Instructions for the task
Output every line below without omitting or altering anything.

(Data entries)

------------------------------------------------------------

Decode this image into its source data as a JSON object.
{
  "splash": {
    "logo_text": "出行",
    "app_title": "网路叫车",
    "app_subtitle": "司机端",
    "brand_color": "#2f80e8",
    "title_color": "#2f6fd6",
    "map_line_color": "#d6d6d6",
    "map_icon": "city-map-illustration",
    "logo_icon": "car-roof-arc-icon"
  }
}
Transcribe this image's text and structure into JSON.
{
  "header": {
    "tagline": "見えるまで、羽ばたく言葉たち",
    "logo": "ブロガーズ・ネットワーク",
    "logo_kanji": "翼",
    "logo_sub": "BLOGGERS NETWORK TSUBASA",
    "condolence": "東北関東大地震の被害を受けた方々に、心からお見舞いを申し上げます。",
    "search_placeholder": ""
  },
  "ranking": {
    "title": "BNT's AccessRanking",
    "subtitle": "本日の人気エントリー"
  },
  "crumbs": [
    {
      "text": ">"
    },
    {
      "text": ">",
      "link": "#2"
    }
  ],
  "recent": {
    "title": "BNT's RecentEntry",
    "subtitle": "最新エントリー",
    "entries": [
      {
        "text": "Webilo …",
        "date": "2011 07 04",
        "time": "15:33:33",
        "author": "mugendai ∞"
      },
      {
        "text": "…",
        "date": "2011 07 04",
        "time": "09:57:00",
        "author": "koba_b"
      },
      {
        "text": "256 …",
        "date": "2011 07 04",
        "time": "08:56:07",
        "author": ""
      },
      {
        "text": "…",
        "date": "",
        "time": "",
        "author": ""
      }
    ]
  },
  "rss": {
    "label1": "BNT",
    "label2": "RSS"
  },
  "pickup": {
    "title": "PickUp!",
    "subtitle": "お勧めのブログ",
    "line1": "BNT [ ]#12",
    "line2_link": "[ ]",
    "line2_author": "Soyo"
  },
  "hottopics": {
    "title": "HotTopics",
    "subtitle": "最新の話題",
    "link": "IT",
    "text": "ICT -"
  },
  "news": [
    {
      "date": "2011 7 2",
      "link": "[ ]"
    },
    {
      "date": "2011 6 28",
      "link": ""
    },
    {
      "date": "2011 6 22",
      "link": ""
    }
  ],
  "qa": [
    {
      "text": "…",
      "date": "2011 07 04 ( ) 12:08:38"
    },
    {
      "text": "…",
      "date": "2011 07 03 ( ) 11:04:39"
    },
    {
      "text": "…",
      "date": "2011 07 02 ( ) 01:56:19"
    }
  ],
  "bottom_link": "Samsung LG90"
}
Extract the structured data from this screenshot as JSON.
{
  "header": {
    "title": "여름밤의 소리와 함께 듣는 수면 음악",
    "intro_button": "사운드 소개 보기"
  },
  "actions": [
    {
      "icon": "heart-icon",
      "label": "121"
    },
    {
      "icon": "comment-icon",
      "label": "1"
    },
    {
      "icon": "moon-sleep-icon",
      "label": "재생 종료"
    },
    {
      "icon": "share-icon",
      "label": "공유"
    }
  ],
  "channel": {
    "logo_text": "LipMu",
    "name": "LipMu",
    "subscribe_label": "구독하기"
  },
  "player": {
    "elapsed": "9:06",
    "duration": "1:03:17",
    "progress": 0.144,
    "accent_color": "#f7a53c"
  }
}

------------------------------------------------------------

Solution to this task
Decode this image into its source data as a JSON object.
{
  "splash": {
    "logo_text": "出行",
    "app_title": "网路叫车",
    "app_subtitle": "司机端",
    "brand_color": "#2f80e8",
    "title_color": "#2f6fd6",
    "map_line_color": "#d6d6d6",
    "map_icon": "city-map-illustration",
    "logo_icon": "car-roof-arc-icon"
  }
}
Transcribe this image's text and structure into JSON.
{
  "header": {
    "tagline": "見えるまで、羽ばたく言葉たち",
    "logo": "ブロガーズ・ネットワーク",
    "logo_kanji": "翼",
    "logo_sub": "BLOGGERS NETWORK TSUBASA",
    "condolence": "東北関東大地震の被害を受けた方々に、心からお見舞いを申し上げます。",
    "search_placeholder": ""
  },
  "ranking": {
    "title": "BNT's AccessRanking",
    "subtitle": "本日の人気エントリー"
  },
  "crumbs": [
    {
      "text": ">"
    },
    {
      "text": ">",
      "link": "#2"
    }
  ],
  "recent": {
    "title": "BNT's RecentEntry",
    "subtitle": "最新エントリー",
    "entries": [
      {
        "text": "Webilo …",
        "date": "2011 07 04",
        "time": "15:33:33",
        "author": "mugendai ∞"
      },
      {
        "text": "…",
        "date": "2011 07 04",
        "time": "09:57:00",
        "author": "koba_b"
      },
      {
        "text": "256 …",
        "date": "2011 07 04",
        "time": "08:56:07",
        "author": ""
      },
      {
        "text": "…",
        "date": "",
        "time": "",
        "author": ""
      }
    ]
  },
  "rss": {
    "label1": "BNT",
    "label2": "RSS"
  },
  "pickup": {
    "title": "PickUp!",
    "subtitle": "お勧めのブログ",
    "line1": "BNT [ ]#12",
    "line2_link": "[ ]",
    "line2_author": "Soyo"
  },
  "hottopics": {
    "title": "HotTopics",
    "subtitle": "最新の話題",
    "link": "IT",
    "text": "ICT -"
  },
  "news": [
    {
      "date": "2011 7 2",
      "link": "[ ]"
    },
    {
      "date": "2011 6 28",
      "link": ""
    },
    {
      "date": "2011 6 22",
      "link": ""
    }
  ],
  "qa": [
    {
      "text": "…",
      "date": "2011 07 04 ( ) 12:08:38"
    },
    {
      "text": "…",
      "date": "2011 07 03 ( ) 11:04:39"
    },
    {
      "text": "…",
      "date": "2011 07 02 ( ) 01:56:19"
    }
  ],
  "bottom_link": "Samsung LG90"
}
Extract the structured data from this screenshot as JSON.
{
  "header": {
    "title": "여름밤의 소리와 함께 듣는 수면 음악",
    "intro_button": "사운드 소개 보기"
  },
  "actions": [
    {
      "icon": "heart-icon",
      "label": "121"
    },
    {
      "icon": "comment-icon",
      "label": "1"
    },
    {
      "icon": "moon-sleep-icon",
      "label": "재생 종료"
    },
    {
      "icon": "share-icon",
      "label": "공유"
    }
  ],
  "channel": {
    "logo_text": "LipMu",
    "name": "LipMu",
    "subscribe_label": "구독하기"
  },
  "player": {
    "elapsed": "9:06",
    "duration": "1:03:17",
    "progress": 0.144,
    "accent_color": "#f7a53c"
  }
}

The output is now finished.